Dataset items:
** begin **
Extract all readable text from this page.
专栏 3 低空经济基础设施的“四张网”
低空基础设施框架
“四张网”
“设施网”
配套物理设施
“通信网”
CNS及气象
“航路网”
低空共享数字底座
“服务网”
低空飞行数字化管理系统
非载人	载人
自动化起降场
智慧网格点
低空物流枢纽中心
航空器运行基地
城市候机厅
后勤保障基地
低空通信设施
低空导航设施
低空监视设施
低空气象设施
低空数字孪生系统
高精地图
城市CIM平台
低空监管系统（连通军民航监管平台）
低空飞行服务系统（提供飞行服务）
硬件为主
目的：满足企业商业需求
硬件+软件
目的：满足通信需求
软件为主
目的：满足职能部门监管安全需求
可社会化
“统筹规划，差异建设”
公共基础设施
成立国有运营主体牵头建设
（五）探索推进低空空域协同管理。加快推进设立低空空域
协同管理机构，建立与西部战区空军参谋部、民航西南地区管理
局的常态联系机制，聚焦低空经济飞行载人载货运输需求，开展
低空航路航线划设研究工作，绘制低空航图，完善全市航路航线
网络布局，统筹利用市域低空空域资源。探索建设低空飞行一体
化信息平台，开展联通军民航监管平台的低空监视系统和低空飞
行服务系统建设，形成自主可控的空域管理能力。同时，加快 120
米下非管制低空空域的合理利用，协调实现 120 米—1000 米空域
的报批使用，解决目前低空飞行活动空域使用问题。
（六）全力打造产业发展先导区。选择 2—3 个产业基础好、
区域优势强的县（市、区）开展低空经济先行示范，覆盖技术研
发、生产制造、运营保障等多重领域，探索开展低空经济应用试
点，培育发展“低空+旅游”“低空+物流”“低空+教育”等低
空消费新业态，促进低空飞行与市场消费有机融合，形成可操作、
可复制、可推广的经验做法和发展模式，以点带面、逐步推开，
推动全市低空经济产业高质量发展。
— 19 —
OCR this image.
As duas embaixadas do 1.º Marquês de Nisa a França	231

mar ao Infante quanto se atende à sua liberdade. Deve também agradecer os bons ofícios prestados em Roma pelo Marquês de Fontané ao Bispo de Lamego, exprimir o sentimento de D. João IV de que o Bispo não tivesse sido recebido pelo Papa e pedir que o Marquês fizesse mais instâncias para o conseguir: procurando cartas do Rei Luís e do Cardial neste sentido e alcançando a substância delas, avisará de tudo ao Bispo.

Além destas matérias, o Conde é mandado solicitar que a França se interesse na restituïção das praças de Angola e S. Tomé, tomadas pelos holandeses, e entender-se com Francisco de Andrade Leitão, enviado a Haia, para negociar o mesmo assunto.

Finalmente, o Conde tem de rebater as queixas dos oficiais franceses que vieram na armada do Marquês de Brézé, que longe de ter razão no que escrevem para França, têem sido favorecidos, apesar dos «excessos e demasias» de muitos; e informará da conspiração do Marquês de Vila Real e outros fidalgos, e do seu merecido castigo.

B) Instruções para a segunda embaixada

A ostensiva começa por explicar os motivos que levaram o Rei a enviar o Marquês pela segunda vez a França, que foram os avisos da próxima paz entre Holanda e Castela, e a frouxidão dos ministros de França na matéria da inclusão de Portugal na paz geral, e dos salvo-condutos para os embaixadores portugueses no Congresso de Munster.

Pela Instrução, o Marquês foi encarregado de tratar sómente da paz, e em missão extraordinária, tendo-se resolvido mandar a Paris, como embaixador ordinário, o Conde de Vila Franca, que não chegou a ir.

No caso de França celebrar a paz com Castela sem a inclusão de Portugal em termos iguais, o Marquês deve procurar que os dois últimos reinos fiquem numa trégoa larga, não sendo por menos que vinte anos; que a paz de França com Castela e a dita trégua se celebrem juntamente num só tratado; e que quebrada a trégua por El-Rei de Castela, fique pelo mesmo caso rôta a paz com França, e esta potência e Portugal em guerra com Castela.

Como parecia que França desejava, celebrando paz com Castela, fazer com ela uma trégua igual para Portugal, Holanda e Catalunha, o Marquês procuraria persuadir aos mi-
** end **
To be done:
Transcribe every entry word for word.

Answer to the exercise:
Extract all readable text from this page.
专栏 3 低空经济基础设施的“四张网”
低空基础设施框架
“四张网”
“设施网”
配套物理设施
“通信网”
CNS及气象
“航路网”
低空共享数字底座
“服务网”
低空飞行数字化管理系统
非载人	载人
自动化起降场
智慧网格点
低空物流枢纽中心
航空器运行基地
城市候机厅
后勤保障基地
低空通信设施
低空导航设施
低空监视设施
低空气象设施
低空数字孪生系统
高精地图
城市CIM平台
低空监管系统（连通军民航监管平台）
低空飞行服务系统（提供飞行服务）
硬件为主
目的：满足企业商业需求
硬件+软件
目的：满足通信需求
软件为主
目的：满足职能部门监管安全需求
可社会化
“统筹规划，差异建设”
公共基础设施
成立国有运营主体牵头建设
（五）探索推进低空空域协同管理。加快推进设立低空空域
协同管理机构，建立与西部战区空军参谋部、民航西南地区管理
局的常态联系机制，聚焦低空经济飞行载人载货运输需求，开展
低空航路航线划设研究工作，绘制低空航图，完善全市航路航线
网络布局，统筹利用市域低空空域资源。探索建设低空飞行一体
化信息平台，开展联通军民航监管平台的低空监视系统和低空飞
行服务系统建设，形成自主可控的空域管理能力。同时，加快 120
米下非管制低空空域的合理利用，协调实现 120 米—1000 米空域
的报批使用，解决目前低空飞行活动空域使用问题。
（六）全力打造产业发展先导区。选择 2—3 个产业基础好、
区域优势强的县（市、区）开展低空经济先行示范，覆盖技术研
发、生产制造、运营保障等多重领域，探索开展低空经济应用试
点，培育发展“低空+旅游”“低空+物流”“低空+教育”等低
空消费新业态，促进低空飞行与市场消费有机融合，形成可操作、
可复制、可推广的经验做法和发展模式，以点带面、逐步推开，
推动全市低空经济产业高质量发展。
— 19 —
OCR this image.
As duas embaixadas do 1.º Marquês de Nisa a França	231

mar ao Infante quanto se atende à sua liberdade. Deve também agradecer os bons ofícios prestados em Roma pelo Marquês de Fontané ao Bispo de Lamego, exprimir o sentimento de D. João IV de que o Bispo não tivesse sido recebido pelo Papa e pedir que o Marquês fizesse mais instâncias para o conseguir: procurando cartas do Rei Luís e do Cardial neste sentido e alcançando a substância delas, avisará de tudo ao Bispo.

Além destas matérias, o Conde é mandado solicitar que a França se interesse na restituïção das praças de Angola e S. Tomé, tomadas pelos holandeses, e entender-se com Francisco de Andrade Leitão, enviado a Haia, para negociar o mesmo assunto.

Finalmente, o Conde tem de rebater as queixas dos oficiais franceses que vieram na armada do Marquês de Brézé, que longe de ter razão no que escrevem para França, têem sido favorecidos, apesar dos «excessos e demasias» de muitos; e informará da conspiração do Marquês de Vila Real e outros fidalgos, e do seu merecido castigo.

B) Instruções para a segunda embaixada

A ostensiva começa por explicar os motivos que levaram o Rei a enviar o Marquês pela segunda vez a França, que foram os avisos da próxima paz entre Holanda e Castela, e a frouxidão dos ministros de França na matéria da inclusão de Portugal na paz geral, e dos salvo-condutos para os embaixadores portugueses no Congresso de Munster.

Pela Instrução, o Marquês foi encarregado de tratar sómente da paz, e em missão extraordinária, tendo-se resolvido mandar a Paris, como embaixador ordinário, o Conde de Vila Franca, que não chegou a ir.

No caso de França celebrar a paz com Castela sem a inclusão de Portugal em termos iguais, o Marquês deve procurar que os dois últimos reinos fiquem numa trégoa larga, não sendo por menos que vinte anos; que a paz de França com Castela e a dita trégua se celebrem juntamente num só tratado; e que quebrada a trégua por El-Rei de Castela, fique pelo mesmo caso rôta a paz com França, e esta potência e Portugal em guerra com Castela.

Como parecia que França desejava, celebrando paz com Castela, fazer com ela uma trégua igual para Portugal, Holanda e Catalunha, o Marquês procuraria persuadir aos mi-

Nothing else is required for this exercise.